# Data supplied
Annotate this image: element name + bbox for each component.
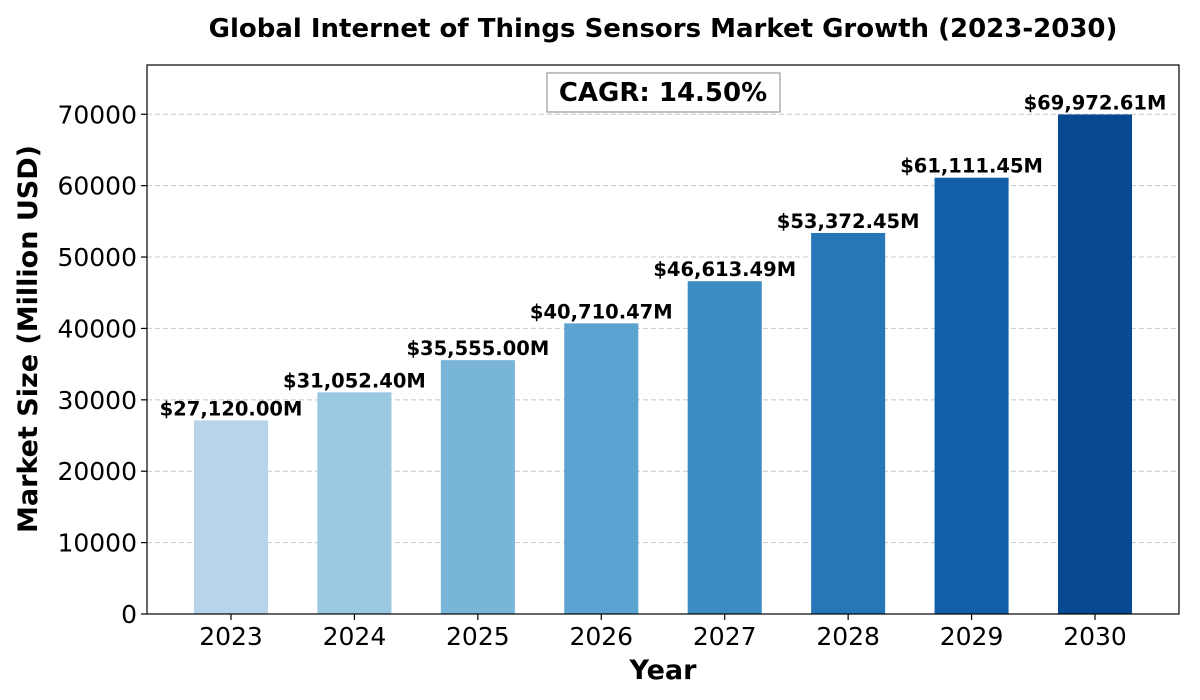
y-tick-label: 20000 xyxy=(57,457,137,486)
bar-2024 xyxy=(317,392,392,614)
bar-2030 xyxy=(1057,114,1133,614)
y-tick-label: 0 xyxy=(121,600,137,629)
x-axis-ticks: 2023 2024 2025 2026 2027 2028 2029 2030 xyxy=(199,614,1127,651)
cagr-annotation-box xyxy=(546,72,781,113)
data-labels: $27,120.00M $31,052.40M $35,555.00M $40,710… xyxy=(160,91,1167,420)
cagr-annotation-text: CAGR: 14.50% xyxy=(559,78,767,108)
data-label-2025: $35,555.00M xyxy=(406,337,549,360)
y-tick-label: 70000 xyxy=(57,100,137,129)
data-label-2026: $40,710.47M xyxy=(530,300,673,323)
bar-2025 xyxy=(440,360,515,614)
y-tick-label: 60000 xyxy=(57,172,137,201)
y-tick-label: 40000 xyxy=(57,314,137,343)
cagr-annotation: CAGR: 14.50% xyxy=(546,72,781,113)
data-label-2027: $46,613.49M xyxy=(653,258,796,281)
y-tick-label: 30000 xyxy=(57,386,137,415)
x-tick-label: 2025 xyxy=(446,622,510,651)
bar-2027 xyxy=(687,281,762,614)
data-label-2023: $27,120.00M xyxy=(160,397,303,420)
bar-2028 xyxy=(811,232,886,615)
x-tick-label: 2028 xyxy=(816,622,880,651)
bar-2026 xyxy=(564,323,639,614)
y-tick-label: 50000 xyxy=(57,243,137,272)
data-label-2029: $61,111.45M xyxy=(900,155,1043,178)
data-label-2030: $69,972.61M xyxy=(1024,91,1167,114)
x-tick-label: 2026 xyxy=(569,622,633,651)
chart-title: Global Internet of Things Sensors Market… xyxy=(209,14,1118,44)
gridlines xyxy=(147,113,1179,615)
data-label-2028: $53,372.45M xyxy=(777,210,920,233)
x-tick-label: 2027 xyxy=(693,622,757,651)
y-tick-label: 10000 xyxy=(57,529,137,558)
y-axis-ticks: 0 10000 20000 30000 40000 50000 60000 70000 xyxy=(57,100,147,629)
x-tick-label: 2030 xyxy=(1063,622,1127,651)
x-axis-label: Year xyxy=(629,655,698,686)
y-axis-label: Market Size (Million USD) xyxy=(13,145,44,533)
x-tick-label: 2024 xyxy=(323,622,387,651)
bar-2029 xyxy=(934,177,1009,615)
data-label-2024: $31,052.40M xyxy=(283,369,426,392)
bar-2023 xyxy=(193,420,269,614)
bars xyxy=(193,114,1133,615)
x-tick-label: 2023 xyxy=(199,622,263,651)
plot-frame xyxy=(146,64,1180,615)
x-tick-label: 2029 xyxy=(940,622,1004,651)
---
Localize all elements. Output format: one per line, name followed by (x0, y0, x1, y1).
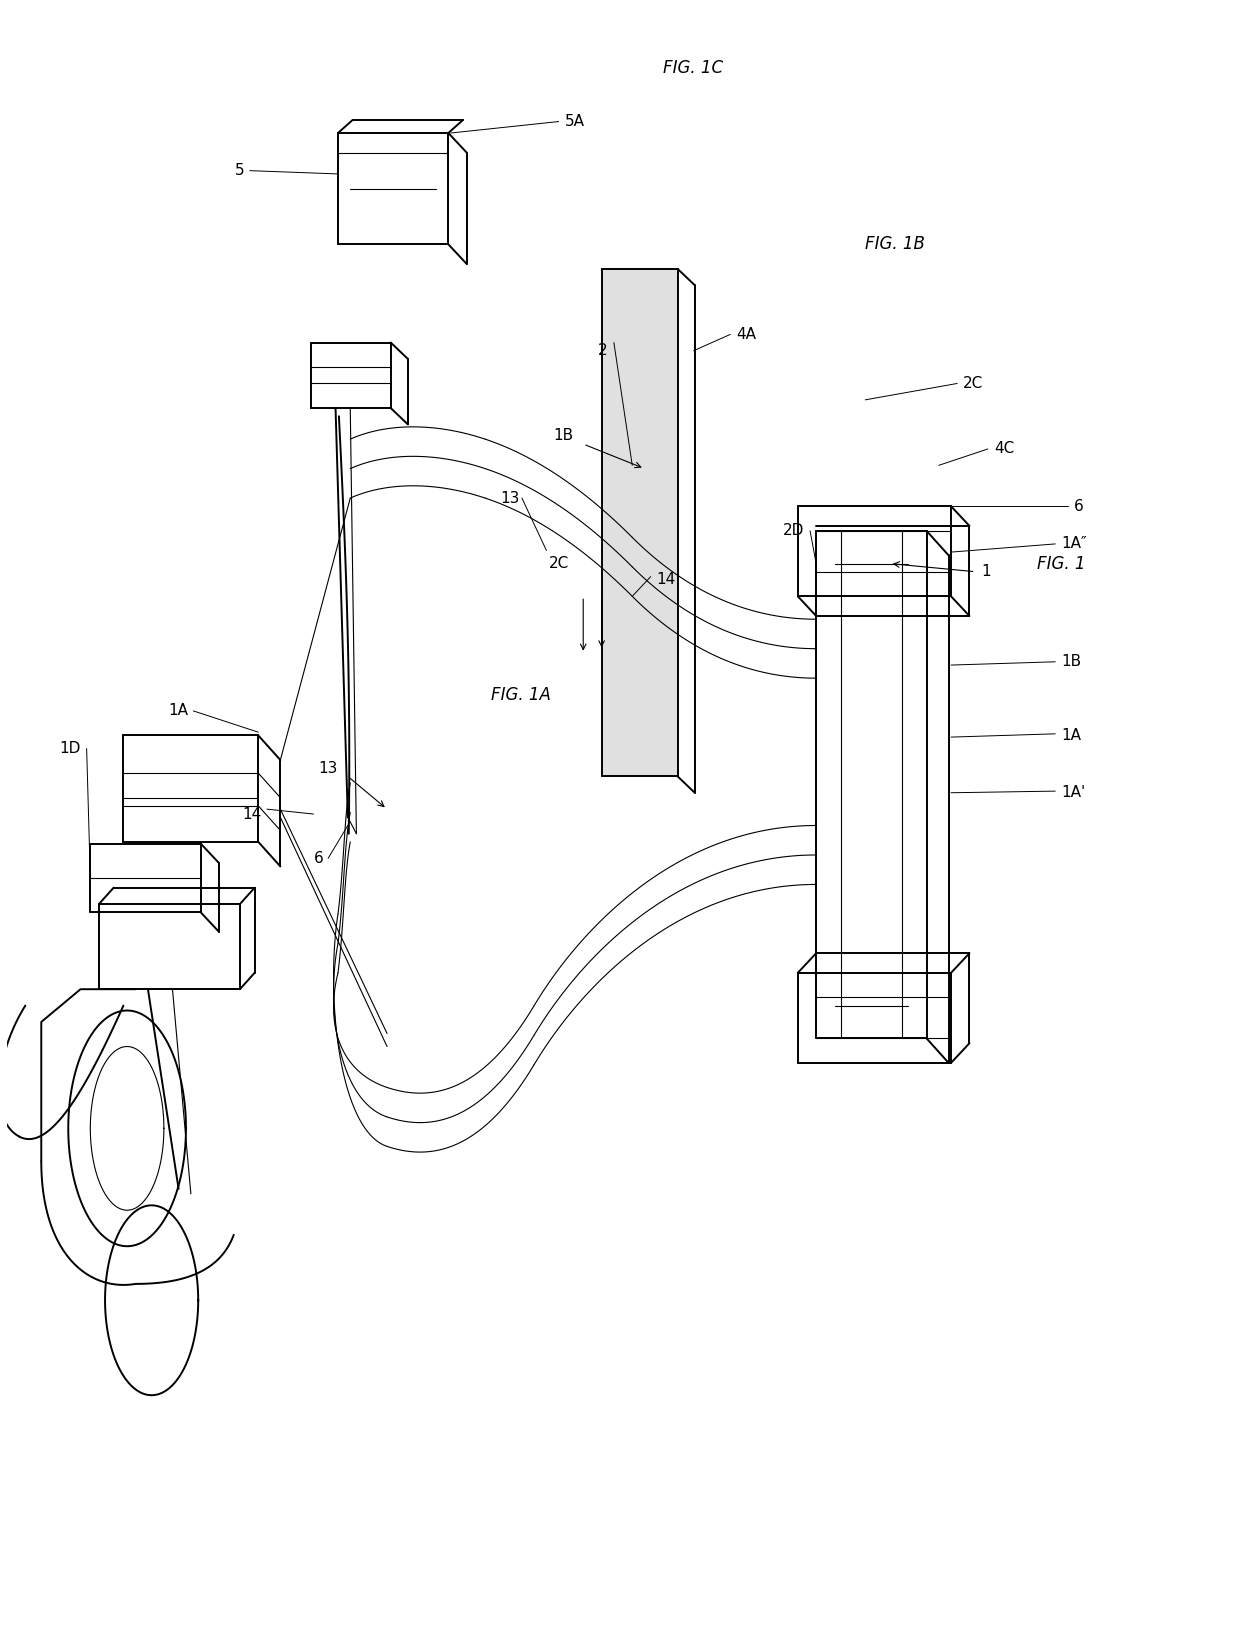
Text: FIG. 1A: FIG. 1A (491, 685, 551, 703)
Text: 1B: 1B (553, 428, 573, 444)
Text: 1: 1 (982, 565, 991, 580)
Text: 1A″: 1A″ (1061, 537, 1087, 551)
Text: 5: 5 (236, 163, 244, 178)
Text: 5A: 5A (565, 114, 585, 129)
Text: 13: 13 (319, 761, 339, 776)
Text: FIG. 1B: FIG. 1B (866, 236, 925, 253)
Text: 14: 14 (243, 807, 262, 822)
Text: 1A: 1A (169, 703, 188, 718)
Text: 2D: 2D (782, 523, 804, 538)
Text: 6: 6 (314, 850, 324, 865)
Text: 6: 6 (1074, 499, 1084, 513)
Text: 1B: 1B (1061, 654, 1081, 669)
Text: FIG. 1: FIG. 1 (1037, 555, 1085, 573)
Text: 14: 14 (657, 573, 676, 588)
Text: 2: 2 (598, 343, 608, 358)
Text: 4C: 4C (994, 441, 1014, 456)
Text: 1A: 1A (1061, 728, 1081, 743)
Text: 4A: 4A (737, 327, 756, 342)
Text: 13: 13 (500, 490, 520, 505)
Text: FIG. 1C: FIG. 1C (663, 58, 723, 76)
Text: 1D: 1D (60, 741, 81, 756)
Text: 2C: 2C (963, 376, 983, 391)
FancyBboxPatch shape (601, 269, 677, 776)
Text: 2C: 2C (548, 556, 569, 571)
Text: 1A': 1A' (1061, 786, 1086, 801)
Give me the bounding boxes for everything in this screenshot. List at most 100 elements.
==
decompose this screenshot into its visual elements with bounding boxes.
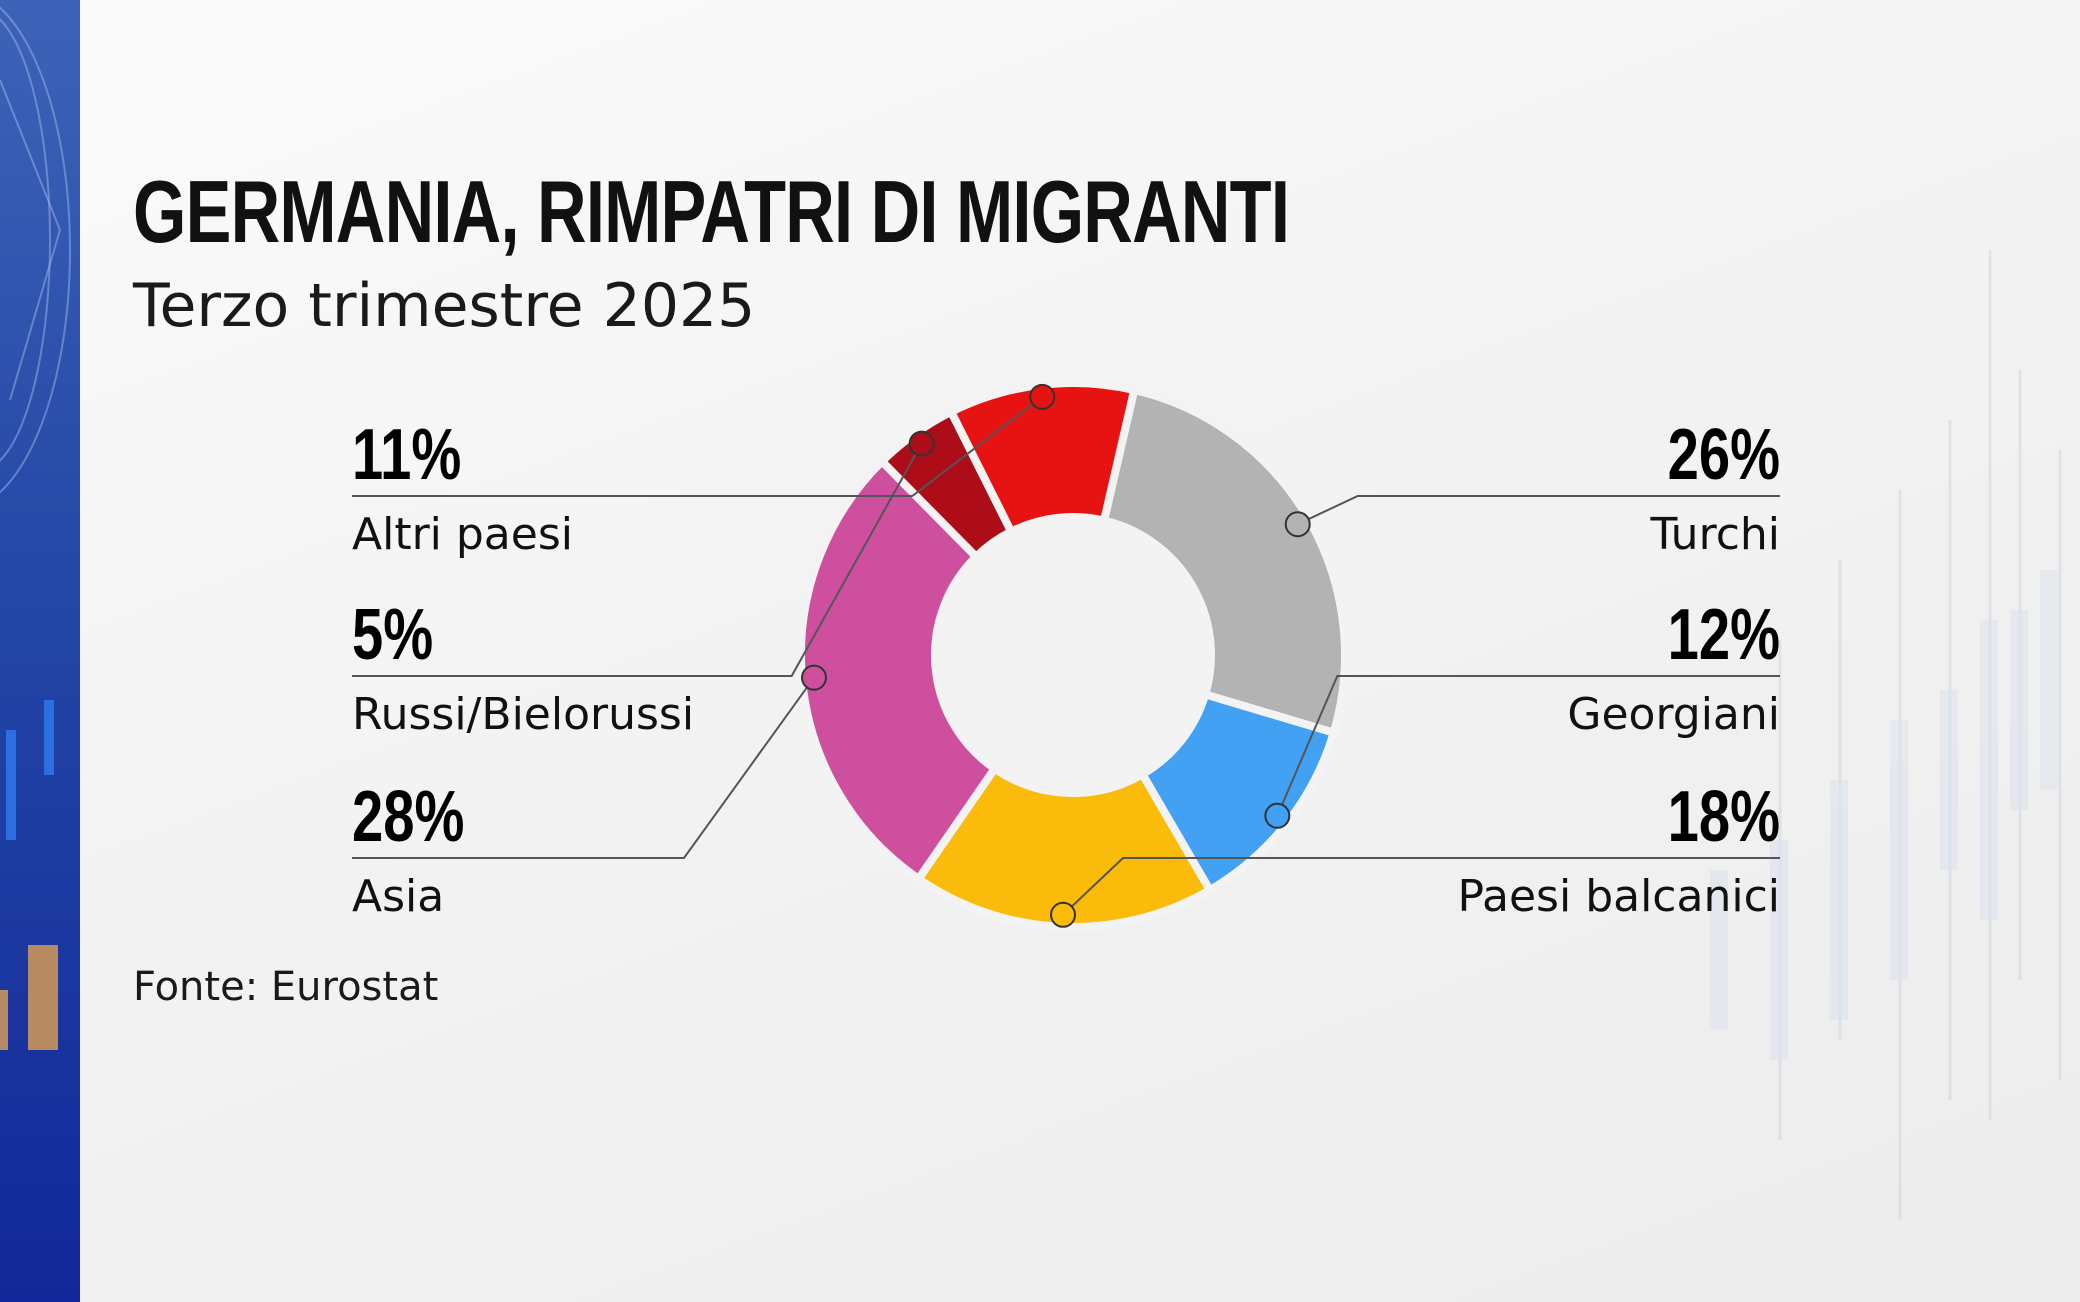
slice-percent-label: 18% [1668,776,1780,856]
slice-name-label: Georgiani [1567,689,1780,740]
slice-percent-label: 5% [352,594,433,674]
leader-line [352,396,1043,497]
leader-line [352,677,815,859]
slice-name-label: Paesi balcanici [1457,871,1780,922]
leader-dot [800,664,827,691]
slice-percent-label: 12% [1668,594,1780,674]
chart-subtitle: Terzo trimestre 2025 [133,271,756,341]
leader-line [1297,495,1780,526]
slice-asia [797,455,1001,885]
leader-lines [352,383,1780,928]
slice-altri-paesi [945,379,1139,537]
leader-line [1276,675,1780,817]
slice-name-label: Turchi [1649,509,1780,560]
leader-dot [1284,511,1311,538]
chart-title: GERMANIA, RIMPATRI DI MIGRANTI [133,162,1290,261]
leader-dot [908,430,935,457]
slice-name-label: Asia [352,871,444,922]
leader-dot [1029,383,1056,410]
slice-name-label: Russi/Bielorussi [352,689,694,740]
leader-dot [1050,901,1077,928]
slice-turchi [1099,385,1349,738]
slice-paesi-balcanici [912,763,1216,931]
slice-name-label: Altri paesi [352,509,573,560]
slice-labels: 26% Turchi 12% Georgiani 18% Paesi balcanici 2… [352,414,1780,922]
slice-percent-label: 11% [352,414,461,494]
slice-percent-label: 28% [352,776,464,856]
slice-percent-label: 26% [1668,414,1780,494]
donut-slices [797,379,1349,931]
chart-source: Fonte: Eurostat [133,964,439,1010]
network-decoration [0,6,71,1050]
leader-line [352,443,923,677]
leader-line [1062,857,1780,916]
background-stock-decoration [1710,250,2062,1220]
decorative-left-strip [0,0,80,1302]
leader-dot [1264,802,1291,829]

# Written exercise
Can you rewrite the part of the material above that opens with the line containing "y-tick-label: 20000 xyxy=(57,457,137,486)" and closes with the line containing "cagr-annotation-text: CAGR: 14.50%", renaming "y-tick-label" to "y-axis-tick" and leaving everything else unchanged?

# Task output
y-axis-tick: 20000 xyxy=(57,457,137,486)
bar-2024 xyxy=(317,392,392,614)
bar-2030 xyxy=(1057,114,1133,614)
y-axis-tick: 0 xyxy=(121,600,137,629)
x-axis-ticks: 2023 2024 2025 2026 2027 2028 2029 2030 xyxy=(199,614,1127,651)
cagr-annotation-box xyxy=(546,72,781,113)
data-labels: $27,120.00M $31,052.40M $35,555.00M $40,710… xyxy=(160,91,1167,420)
cagr-annotation-text: CAGR: 14.50% xyxy=(559,78,767,108)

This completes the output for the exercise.